Output the material exactly, but drop every image it holds.

======== DATA SUPPLIED

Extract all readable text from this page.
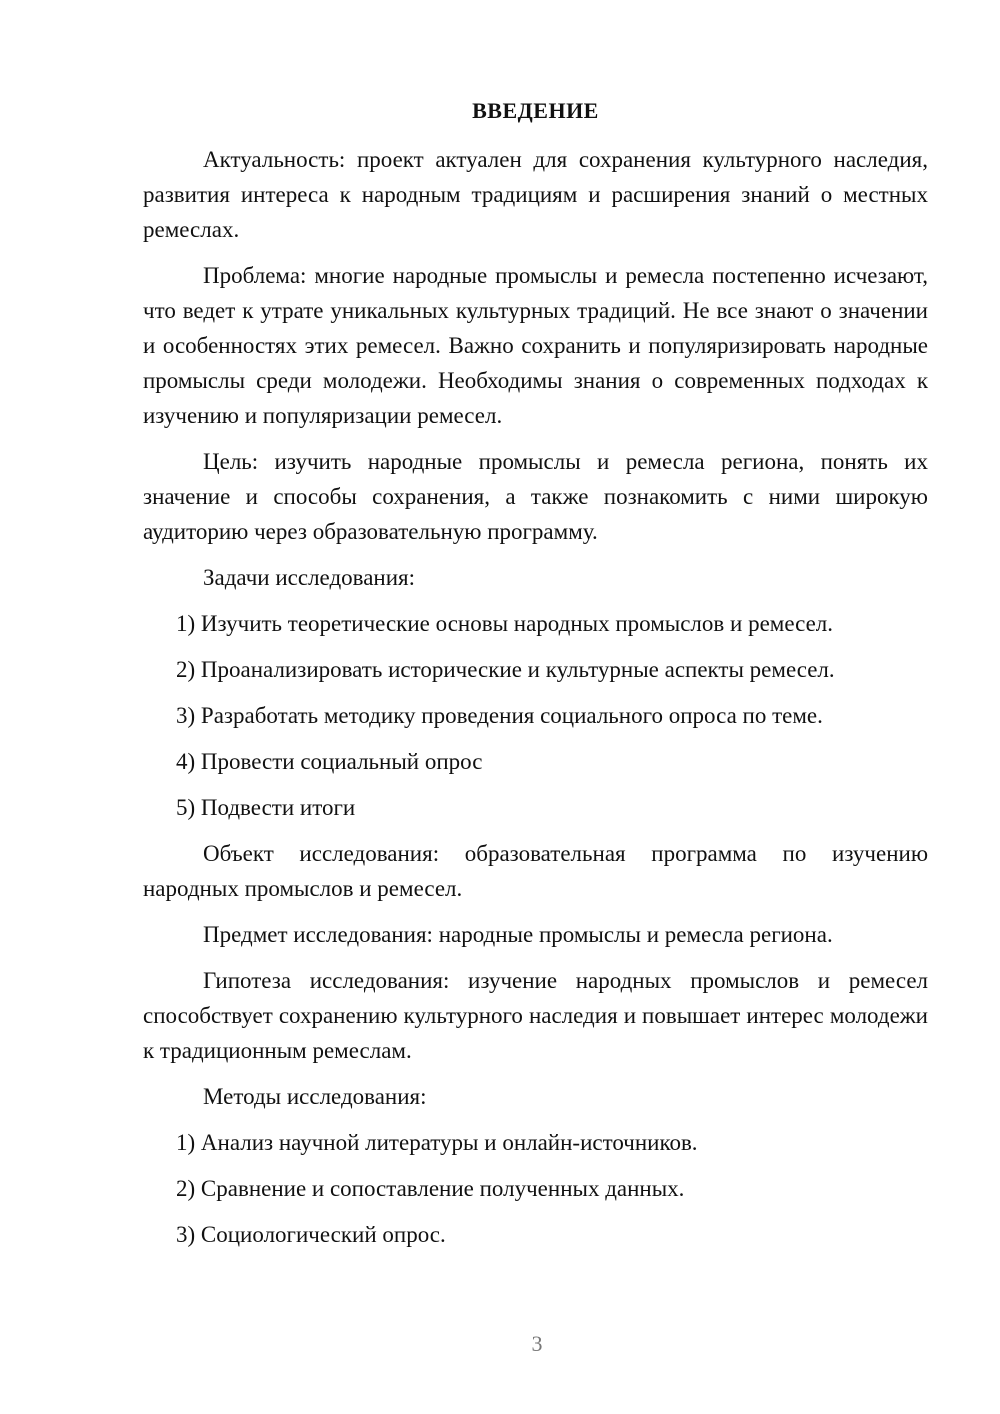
ВВЕДЕНИЕ

Актуальность: проект актуален для сохранения культурного наследия, развития интереса к народным традициям и расширения знаний о местных ремеслах.

Проблема: многие народные промыслы и ремесла постепенно исчезают, что ведет к утрате уникальных культурных традиций. Не все знают о значении и особенностях этих ремесел. Важно сохранить и популяризировать народные промыслы среди молодежи. Необходимы знания о современных подходах к изучению и популяризации ремесел.

Цель: изучить народные промыслы и ремесла региона, понять их значение и способы сохранения, а также познакомить с ними широкую аудиторию через образовательную программу.

Задачи исследования:

1) Изучить теоретические основы народных промыслов и ремесел.

2) Проанализировать исторические и культурные аспекты ремесел.

3) Разработать методику проведения социального опроса по теме.

4) Провести социальный опрос

5) Подвести итоги

Объект исследования: образовательная программа по изучению народных промыслов и ремесел.

Предмет исследования: народные промыслы и ремесла региона.

Гипотеза исследования: изучение народных промыслов и ремесел способствует сохранению культурного наследия и повышает интерес молодежи к традиционным ремеслам.

Методы исследования:

1) Анализ научной литературы и онлайн-источников.

2) Сравнение и сопоставление полученных данных.

3) Социологический опрос.

3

================

(COMPLETED TASK):
Extract all readable text from this page.
ВВЕДЕНИЕ

Актуальность: проект актуален для сохранения культурного наследия, развития интереса к народным традициям и расширения знаний о местных ремеслах.

Проблема: многие народные промыслы и ремесла постепенно исчезают, что ведет к утрате уникальных культурных традиций. Не все знают о значении и особенностях этих ремесел. Важно сохранить и популяризировать народные промыслы среди молодежи. Необходимы знания о современных подходах к изучению и популяризации ремесел.

Цель: изучить народные промыслы и ремесла региона, понять их значение и способы сохранения, а также познакомить с ними широкую аудиторию через образовательную программу.

Задачи исследования:

1) Изучить теоретические основы народных промыслов и ремесел.

2) Проанализировать исторические и культурные аспекты ремесел.

3) Разработать методику проведения социального опроса по теме.

4) Провести социальный опрос

5) Подвести итоги

Объект исследования: образовательная программа по изучению народных промыслов и ремесел.

Предмет исследования: народные промыслы и ремесла региона.

Гипотеза исследования: изучение народных промыслов и ремесел способствует сохранению культурного наследия и повышает интерес молодежи к традиционным ремеслам.

Методы исследования:

1) Анализ научной литературы и онлайн-источников.

2) Сравнение и сопоставление полученных данных.

3) Социологический опрос.

3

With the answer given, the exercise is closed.